Stated exercise = Can you write out all of the material below, word for word?

Extracted data =
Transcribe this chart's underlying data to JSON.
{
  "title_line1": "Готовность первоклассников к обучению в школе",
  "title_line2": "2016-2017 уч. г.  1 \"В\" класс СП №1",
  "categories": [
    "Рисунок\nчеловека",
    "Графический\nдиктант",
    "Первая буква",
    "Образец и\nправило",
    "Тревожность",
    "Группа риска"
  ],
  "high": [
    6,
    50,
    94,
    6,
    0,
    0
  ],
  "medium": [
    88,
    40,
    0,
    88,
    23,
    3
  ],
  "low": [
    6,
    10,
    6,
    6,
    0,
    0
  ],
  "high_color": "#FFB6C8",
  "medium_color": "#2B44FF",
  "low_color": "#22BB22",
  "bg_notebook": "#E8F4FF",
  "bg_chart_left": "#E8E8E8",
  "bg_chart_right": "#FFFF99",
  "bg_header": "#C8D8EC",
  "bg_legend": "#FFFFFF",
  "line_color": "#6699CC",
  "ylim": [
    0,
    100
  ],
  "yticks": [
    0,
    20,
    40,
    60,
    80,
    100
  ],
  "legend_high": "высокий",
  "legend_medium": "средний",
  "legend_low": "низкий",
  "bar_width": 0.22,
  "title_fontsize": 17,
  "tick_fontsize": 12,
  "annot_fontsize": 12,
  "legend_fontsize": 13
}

Output =
Transcribe this chart's underlying data to JSON.
{
  "title_line1": "Готовность первоклассников к обучению в школе",
  "title_line2": "2016-2017 уч. г.  1 \"В\" класс СП №1",
  "categories": [
    "Рисунок\nчеловека",
    "Графический\nдиктант",
    "Первая буква",
    "Образец и\nправило",
    "Тревожность",
    "Группа риска"
  ],
  "high": [
    6,
    50,
    94,
    6,
    0,
    0
  ],
  "medium": [
    88,
    40,
    0,
    88,
    23,
    3
  ],
  "low": [
    6,
    10,
    6,
    6,
    0,
    0
  ],
  "high_color": "#FFB6C8",
  "medium_color": "#2B44FF",
  "low_color": "#22BB22",
  "bg_notebook": "#E8F4FF",
  "bg_chart_left": "#E8E8E8",
  "bg_chart_right": "#FFFF99",
  "bg_header": "#C8D8EC",
  "bg_legend": "#FFFFFF",
  "line_color": "#6699CC",
  "ylim": [
    0,
    100
  ],
  "yticks": [
    0,
    20,
    40,
    60,
    80,
    100
  ],
  "legend_high": "высокий",
  "legend_medium": "средний",
  "legend_low": "низкий",
  "bar_width": 0.22,
  "title_fontsize": 17,
  "tick_fontsize": 12,
  "annot_fontsize": 12,
  "legend_fontsize": 13
}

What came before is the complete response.